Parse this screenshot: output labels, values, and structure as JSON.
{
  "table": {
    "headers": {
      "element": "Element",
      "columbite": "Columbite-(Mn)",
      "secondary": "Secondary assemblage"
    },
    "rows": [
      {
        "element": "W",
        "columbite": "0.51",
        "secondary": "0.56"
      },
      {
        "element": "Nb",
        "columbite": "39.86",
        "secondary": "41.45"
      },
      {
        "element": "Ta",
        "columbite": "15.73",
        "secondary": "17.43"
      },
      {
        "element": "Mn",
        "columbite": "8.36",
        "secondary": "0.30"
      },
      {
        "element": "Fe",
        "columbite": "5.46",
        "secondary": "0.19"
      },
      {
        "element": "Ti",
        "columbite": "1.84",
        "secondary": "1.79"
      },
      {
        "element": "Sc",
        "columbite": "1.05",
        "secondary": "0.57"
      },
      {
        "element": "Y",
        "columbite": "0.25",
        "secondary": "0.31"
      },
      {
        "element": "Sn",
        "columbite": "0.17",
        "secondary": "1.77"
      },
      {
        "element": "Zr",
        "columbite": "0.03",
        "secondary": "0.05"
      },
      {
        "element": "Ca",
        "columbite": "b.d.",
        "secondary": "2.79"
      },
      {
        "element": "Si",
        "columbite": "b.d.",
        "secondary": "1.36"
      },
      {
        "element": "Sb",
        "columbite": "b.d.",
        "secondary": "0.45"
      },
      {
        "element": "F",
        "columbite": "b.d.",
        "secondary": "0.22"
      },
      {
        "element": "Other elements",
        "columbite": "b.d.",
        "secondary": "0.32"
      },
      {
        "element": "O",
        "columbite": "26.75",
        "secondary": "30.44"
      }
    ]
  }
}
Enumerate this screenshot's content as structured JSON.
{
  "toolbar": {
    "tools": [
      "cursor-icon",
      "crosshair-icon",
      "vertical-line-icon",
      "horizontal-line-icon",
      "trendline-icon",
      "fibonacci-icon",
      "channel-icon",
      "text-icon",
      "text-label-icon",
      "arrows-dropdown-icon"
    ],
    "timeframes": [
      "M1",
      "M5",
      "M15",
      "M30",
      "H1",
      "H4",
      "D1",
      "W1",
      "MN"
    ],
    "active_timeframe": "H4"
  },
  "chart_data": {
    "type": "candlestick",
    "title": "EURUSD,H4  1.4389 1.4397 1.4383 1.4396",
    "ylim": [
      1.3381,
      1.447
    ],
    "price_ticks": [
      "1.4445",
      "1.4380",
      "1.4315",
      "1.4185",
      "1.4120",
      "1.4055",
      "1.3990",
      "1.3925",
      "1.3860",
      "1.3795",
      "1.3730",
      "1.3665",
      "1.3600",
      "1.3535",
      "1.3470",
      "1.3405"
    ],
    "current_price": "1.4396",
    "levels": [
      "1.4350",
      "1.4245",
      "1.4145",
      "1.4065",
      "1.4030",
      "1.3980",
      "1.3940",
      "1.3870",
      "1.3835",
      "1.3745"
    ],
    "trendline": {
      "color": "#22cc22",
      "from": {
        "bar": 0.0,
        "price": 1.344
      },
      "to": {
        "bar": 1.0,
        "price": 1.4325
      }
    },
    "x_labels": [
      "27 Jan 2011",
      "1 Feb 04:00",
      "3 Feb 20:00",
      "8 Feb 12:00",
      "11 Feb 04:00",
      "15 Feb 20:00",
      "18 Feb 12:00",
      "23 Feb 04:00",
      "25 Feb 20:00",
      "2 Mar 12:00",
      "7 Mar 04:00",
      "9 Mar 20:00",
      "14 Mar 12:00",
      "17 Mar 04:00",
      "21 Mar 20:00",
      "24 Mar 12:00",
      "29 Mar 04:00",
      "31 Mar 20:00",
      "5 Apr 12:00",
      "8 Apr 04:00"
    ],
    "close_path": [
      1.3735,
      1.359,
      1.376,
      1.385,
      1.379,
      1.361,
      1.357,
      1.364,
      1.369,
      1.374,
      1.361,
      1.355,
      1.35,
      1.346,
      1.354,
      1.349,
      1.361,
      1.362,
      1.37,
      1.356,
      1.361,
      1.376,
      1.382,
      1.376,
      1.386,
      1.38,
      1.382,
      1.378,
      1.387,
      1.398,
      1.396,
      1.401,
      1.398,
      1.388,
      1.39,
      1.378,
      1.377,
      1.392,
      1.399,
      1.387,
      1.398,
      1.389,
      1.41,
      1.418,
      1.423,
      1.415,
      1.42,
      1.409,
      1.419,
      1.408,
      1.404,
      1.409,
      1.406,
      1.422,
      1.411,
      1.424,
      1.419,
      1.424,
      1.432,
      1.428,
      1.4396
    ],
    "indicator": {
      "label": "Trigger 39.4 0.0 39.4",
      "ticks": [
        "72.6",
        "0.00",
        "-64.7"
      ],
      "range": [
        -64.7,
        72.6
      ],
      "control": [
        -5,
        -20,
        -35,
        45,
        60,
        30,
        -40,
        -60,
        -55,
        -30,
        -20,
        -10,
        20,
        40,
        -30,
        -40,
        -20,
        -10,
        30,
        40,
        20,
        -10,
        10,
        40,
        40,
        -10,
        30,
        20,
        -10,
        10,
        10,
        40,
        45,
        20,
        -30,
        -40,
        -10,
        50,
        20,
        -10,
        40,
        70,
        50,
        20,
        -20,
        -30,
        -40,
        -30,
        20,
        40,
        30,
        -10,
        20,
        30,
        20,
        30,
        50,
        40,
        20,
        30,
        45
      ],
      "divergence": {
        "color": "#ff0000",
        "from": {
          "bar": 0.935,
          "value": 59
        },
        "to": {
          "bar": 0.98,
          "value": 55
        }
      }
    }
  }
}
____
• **TO BE DONE**:
Only the number is wanted: how many lines of the data contain the word "JSON"?

• **OUTPUT OF THE TASK**:
2